■ Record excerpts:
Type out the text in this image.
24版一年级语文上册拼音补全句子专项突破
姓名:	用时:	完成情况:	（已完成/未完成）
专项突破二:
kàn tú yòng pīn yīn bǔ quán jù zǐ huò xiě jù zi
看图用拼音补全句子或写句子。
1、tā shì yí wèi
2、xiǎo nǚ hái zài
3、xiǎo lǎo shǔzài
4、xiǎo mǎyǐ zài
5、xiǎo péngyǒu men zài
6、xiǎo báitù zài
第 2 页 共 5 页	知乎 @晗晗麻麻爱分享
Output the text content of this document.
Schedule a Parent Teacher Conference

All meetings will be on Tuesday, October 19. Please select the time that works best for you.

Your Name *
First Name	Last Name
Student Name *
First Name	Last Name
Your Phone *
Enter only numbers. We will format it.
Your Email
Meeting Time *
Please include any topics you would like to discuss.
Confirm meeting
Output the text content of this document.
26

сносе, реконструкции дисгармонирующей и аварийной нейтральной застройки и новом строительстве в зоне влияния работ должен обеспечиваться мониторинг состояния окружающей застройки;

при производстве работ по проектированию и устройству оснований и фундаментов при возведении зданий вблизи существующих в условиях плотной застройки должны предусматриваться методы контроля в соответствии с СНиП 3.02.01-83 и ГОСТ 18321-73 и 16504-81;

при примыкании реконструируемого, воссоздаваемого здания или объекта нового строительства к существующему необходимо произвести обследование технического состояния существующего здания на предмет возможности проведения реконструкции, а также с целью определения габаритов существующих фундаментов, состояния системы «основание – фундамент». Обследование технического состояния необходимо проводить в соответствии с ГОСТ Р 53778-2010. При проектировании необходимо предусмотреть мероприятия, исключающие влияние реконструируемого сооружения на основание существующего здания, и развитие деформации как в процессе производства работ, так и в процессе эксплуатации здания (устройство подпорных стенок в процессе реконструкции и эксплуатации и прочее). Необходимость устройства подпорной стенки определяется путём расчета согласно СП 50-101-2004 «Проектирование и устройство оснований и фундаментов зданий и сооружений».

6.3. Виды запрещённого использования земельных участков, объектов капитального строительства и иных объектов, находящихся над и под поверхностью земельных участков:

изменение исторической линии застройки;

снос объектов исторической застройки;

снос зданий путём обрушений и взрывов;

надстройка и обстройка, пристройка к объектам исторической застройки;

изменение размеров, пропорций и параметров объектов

■ What is being asked:
Search the entries for the word "исторической" and gather every line where it appears.

■ Correct output:
изменение исторической линии застройки;
снос объектов исторической застройки;
надстройка и обстройка, пристройка к объектам исторической застройки;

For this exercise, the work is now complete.